> **Instructions to follow**
Copy all records verbatim.
-- Start --
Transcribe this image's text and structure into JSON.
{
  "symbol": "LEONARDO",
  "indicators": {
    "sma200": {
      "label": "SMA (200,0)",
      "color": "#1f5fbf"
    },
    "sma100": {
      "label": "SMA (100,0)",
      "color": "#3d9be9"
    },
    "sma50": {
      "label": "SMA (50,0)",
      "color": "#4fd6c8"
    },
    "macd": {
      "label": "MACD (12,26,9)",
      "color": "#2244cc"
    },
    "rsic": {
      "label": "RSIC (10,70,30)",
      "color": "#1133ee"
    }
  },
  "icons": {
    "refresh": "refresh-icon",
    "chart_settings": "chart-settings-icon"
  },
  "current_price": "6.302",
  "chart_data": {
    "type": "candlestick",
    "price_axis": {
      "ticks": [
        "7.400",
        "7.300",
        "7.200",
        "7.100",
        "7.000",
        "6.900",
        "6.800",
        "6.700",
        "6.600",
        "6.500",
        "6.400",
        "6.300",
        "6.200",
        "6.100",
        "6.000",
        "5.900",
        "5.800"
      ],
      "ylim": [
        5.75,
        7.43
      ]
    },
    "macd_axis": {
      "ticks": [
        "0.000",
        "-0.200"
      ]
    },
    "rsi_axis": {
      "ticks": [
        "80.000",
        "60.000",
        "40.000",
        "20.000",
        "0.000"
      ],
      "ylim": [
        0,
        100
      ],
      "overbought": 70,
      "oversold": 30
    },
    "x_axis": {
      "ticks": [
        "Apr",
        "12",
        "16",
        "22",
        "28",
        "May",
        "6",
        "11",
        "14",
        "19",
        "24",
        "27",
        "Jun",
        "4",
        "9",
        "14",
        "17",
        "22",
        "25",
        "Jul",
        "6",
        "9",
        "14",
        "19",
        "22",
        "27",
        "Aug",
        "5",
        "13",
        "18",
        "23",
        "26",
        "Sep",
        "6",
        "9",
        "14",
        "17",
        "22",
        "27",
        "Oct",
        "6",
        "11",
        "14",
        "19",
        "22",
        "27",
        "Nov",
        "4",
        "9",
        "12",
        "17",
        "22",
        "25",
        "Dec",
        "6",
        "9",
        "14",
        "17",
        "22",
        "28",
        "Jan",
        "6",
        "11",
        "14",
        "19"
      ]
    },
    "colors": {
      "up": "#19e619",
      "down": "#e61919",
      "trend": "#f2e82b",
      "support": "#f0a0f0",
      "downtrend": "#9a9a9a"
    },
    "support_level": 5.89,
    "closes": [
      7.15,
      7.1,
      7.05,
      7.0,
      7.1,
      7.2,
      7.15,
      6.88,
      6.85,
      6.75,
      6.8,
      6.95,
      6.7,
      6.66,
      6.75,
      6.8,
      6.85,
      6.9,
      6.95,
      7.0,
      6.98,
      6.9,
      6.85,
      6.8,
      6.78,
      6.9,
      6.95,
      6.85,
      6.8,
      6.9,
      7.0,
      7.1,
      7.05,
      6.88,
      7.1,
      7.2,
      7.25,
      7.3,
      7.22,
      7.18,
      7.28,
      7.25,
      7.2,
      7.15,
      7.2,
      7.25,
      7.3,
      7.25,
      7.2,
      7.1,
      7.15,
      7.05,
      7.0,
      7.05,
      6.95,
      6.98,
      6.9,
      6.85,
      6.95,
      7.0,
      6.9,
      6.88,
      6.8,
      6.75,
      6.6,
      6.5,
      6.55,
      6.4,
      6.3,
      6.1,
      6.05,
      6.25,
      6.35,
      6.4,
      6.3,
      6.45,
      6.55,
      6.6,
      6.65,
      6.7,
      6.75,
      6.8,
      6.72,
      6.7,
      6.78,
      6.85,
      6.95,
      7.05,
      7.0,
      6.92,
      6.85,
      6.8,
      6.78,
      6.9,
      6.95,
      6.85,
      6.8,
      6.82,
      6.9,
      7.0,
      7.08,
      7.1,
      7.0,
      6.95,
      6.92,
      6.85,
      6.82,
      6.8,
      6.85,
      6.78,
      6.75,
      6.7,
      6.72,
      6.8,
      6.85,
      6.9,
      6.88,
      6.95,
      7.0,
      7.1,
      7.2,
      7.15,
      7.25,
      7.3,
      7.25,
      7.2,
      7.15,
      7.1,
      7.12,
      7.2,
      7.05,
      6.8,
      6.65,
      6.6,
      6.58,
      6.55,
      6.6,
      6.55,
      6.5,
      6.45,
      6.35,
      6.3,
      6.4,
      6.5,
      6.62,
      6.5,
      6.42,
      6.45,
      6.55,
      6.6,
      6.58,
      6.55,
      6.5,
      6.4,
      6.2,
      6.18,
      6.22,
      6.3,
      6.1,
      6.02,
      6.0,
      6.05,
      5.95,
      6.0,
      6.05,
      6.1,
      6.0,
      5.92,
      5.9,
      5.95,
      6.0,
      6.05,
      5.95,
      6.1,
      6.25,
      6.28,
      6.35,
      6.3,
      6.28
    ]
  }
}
-- End --
> **Output of the task**
Transcribe this image's text and structure into JSON.
{
  "symbol": "LEONARDO",
  "indicators": {
    "sma200": {
      "label": "SMA (200,0)",
      "color": "#1f5fbf"
    },
    "sma100": {
      "label": "SMA (100,0)",
      "color": "#3d9be9"
    },
    "sma50": {
      "label": "SMA (50,0)",
      "color": "#4fd6c8"
    },
    "macd": {
      "label": "MACD (12,26,9)",
      "color": "#2244cc"
    },
    "rsic": {
      "label": "RSIC (10,70,30)",
      "color": "#1133ee"
    }
  },
  "icons": {
    "refresh": "refresh-icon",
    "chart_settings": "chart-settings-icon"
  },
  "current_price": "6.302",
  "chart_data": {
    "type": "candlestick",
    "price_axis": {
      "ticks": [
        "7.400",
        "7.300",
        "7.200",
        "7.100",
        "7.000",
        "6.900",
        "6.800",
        "6.700",
        "6.600",
        "6.500",
        "6.400",
        "6.300",
        "6.200",
        "6.100",
        "6.000",
        "5.900",
        "5.800"
      ],
      "ylim": [
        5.75,
        7.43
      ]
    },
    "macd_axis": {
      "ticks": [
        "0.000",
        "-0.200"
      ]
    },
    "rsi_axis": {
      "ticks": [
        "80.000",
        "60.000",
        "40.000",
        "20.000",
        "0.000"
      ],
      "ylim": [
        0,
        100
      ],
      "overbought": 70,
      "oversold": 30
    },
    "x_axis": {
      "ticks": [
        "Apr",
        "12",
        "16",
        "22",
        "28",
        "May",
        "6",
        "11",
        "14",
        "19",
        "24",
        "27",
        "Jun",
        "4",
        "9",
        "14",
        "17",
        "22",
        "25",
        "Jul",
        "6",
        "9",
        "14",
        "19",
        "22",
        "27",
        "Aug",
        "5",
        "13",
        "18",
        "23",
        "26",
        "Sep",
        "6",
        "9",
        "14",
        "17",
        "22",
        "27",
        "Oct",
        "6",
        "11",
        "14",
        "19",
        "22",
        "27",
        "Nov",
        "4",
        "9",
        "12",
        "17",
        "22",
        "25",
        "Dec",
        "6",
        "9",
        "14",
        "17",
        "22",
        "28",
        "Jan",
        "6",
        "11",
        "14",
        "19"
      ]
    },
    "colors": {
      "up": "#19e619",
      "down": "#e61919",
      "trend": "#f2e82b",
      "support": "#f0a0f0",
      "downtrend": "#9a9a9a"
    },
    "support_level": 5.89,
    "closes": [
      7.15,
      7.1,
      7.05,
      7.0,
      7.1,
      7.2,
      7.15,
      6.88,
      6.85,
      6.75,
      6.8,
      6.95,
      6.7,
      6.66,
      6.75,
      6.8,
      6.85,
      6.9,
      6.95,
      7.0,
      6.98,
      6.9,
      6.85,
      6.8,
      6.78,
      6.9,
      6.95,
      6.85,
      6.8,
      6.9,
      7.0,
      7.1,
      7.05,
      6.88,
      7.1,
      7.2,
      7.25,
      7.3,
      7.22,
      7.18,
      7.28,
      7.25,
      7.2,
      7.15,
      7.2,
      7.25,
      7.3,
      7.25,
      7.2,
      7.1,
      7.15,
      7.05,
      7.0,
      7.05,
      6.95,
      6.98,
      6.9,
      6.85,
      6.95,
      7.0,
      6.9,
      6.88,
      6.8,
      6.75,
      6.6,
      6.5,
      6.55,
      6.4,
      6.3,
      6.1,
      6.05,
      6.25,
      6.35,
      6.4,
      6.3,
      6.45,
      6.55,
      6.6,
      6.65,
      6.7,
      6.75,
      6.8,
      6.72,
      6.7,
      6.78,
      6.85,
      6.95,
      7.05,
      7.0,
      6.92,
      6.85,
      6.8,
      6.78,
      6.9,
      6.95,
      6.85,
      6.8,
      6.82,
      6.9,
      7.0,
      7.08,
      7.1,
      7.0,
      6.95,
      6.92,
      6.85,
      6.82,
      6.8,
      6.85,
      6.78,
      6.75,
      6.7,
      6.72,
      6.8,
      6.85,
      6.9,
      6.88,
      6.95,
      7.0,
      7.1,
      7.2,
      7.15,
      7.25,
      7.3,
      7.25,
      7.2,
      7.15,
      7.1,
      7.12,
      7.2,
      7.05,
      6.8,
      6.65,
      6.6,
      6.58,
      6.55,
      6.6,
      6.55,
      6.5,
      6.45,
      6.35,
      6.3,
      6.4,
      6.5,
      6.62,
      6.5,
      6.42,
      6.45,
      6.55,
      6.6,
      6.58,
      6.55,
      6.5,
      6.4,
      6.2,
      6.18,
      6.22,
      6.3,
      6.1,
      6.02,
      6.0,
      6.05,
      5.95,
      6.0,
      6.05,
      6.1,
      6.0,
      5.92,
      5.9,
      5.95,
      6.0,
      6.05,
      5.95,
      6.1,
      6.25,
      6.28,
      6.35,
      6.3,
      6.28
    ]
  }
}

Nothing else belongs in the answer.